> _Set problem_
Here are some records; quote them exactly, leaving out the pictures.

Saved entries
□ □ □ □

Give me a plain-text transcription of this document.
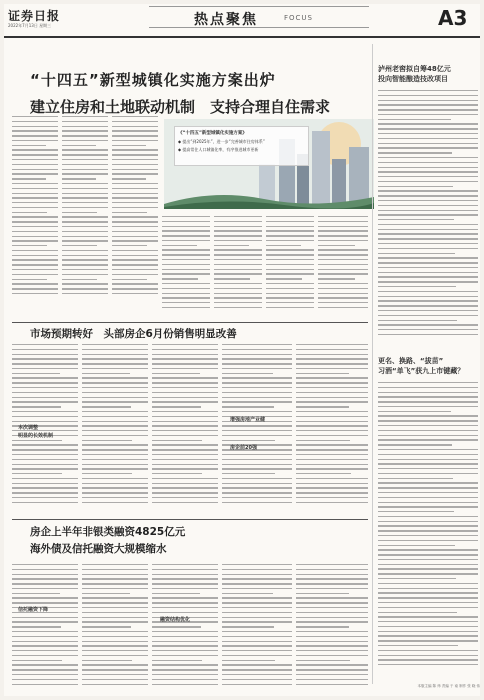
证券日报
2022年7月13日 星期三	热点聚焦	FOCUS	A3
“十四五”新型城镇化实施方案出炉
建立住房和土地联动机制　支持合理自住需求
《“十四五”新型城镇化实施方案》
◆ 提出“到2025年”，进一步“完善城市住房体系”
◆ 提高常住人口城镇化率，有序推进城市更新
泸州老窖拟自筹48亿元
投向智能酿造技改项目
更名、换路、“拔苗”
习酒“单飞”获九上市键藏？
市场预期转好　头部房企6月份销售明显改善
房企上半年非银类融资4825亿元
海外债及信托融资大规模缩水
本次调整
明显的长效机制
增强房地产业健
房企前20强
融资结构优化
信托融资下降
本版主编 陈 炜 责编 于 南 制作 张 晓 伟
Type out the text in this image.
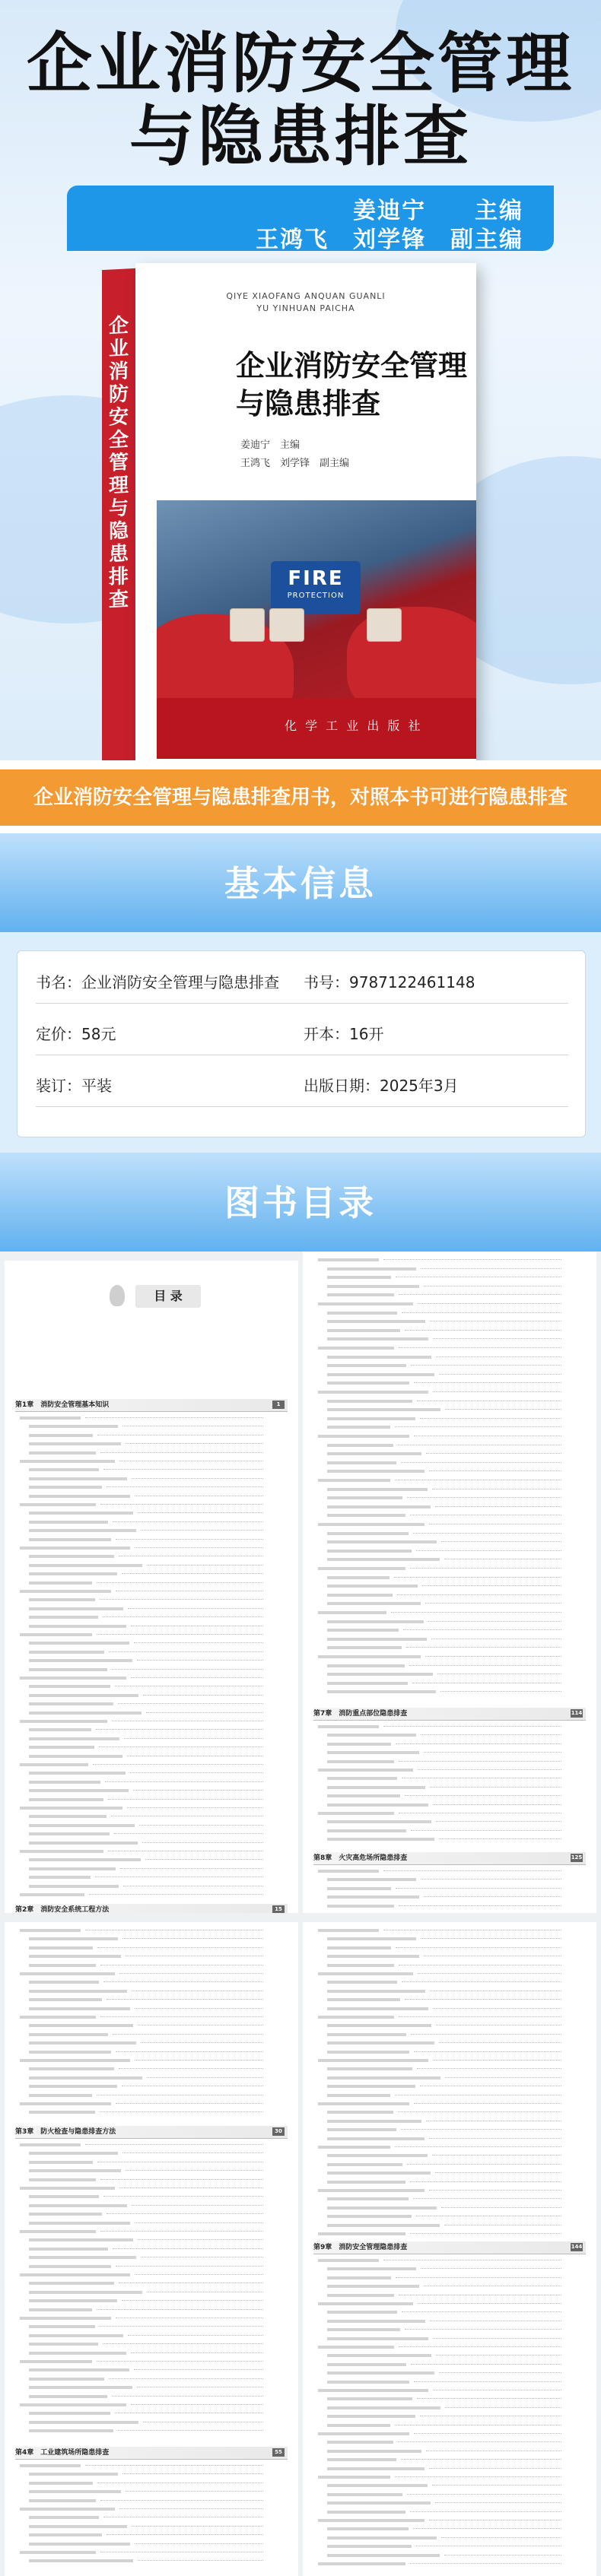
企业消防安全管理
与隐患排查
姜迪宁　　主编
王鸿飞　刘学锋　副主编
企业消防安全管理与隐患排查
QIYE XIAOFANG ANQUAN GUANLI
YU YINHUAN PAICHA
企业消防安全管理
与隐患排查
姜迪宁　主编
王鸿飞　刘学锋　副主编
FIRE
PROTECTION
化 学 工 业 出 版 社
企业消防安全管理与隐患排查用书，对照本书可进行隐患排查
基本信息
书名：企业消防安全管理与隐患排查 书号：9787122461148
定价：58元	开本：16开
装订：平装	出版日期：2025年3月
图书目录
目 录
第1章　消防安全管理基本知识	1
第2章　消防安全系统工程方法	15
第7章　消防重点部位隐患排查	114
第8章　火灾高危场所隐患排查	125
第3章　防火检查与隐患排查方法	30
第4章　工业建筑场所隐患排查	55
第9章　消防安全管理隐患排查	144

□ □ □ □

> _Answer to the exercise_
Give me a plain-text transcription of this document.
证券日报
2022年7月13日 星期三	热点聚焦	FOCUS	A3
“十四五”新型城镇化实施方案出炉
建立住房和土地联动机制　支持合理自住需求
《“十四五”新型城镇化实施方案》
◆ 提出“到2025年”，进一步“完善城市住房体系”
◆ 提高常住人口城镇化率，有序推进城市更新
泸州老窖拟自筹48亿元
投向智能酿造技改项目
更名、换路、“拔苗”
习酒“单飞”获九上市键藏？
市场预期转好　头部房企6月份销售明显改善
房企上半年非银类融资4825亿元
海外债及信托融资大规模缩水
本次调整
明显的长效机制
增强房地产业健
房企前20强
融资结构优化
信托融资下降
本版主编 陈 炜 责编 于 南 制作 张 晓 伟
Type out the text in this image.
企业消防安全管理
与隐患排查
姜迪宁　　主编
王鸿飞　刘学锋　副主编
企业消防安全管理与隐患排查
QIYE XIAOFANG ANQUAN GUANLI
YU YINHUAN PAICHA
企业消防安全管理
与隐患排查
姜迪宁　主编
王鸿飞　刘学锋　副主编
FIRE
PROTECTION
化 学 工 业 出 版 社
企业消防安全管理与隐患排查用书，对照本书可进行隐患排查
基本信息
书名：企业消防安全管理与隐患排查 书号：9787122461148
定价：58元	开本：16开
装订：平装	出版日期：2025年3月
图书目录
目 录
第1章　消防安全管理基本知识	1
第2章　消防安全系统工程方法	15
第7章　消防重点部位隐患排查	114
第8章　火灾高危场所隐患排查	125
第3章　防火检查与隐患排查方法	30
第4章　工业建筑场所隐患排查	55
第9章　消防安全管理隐患排查	144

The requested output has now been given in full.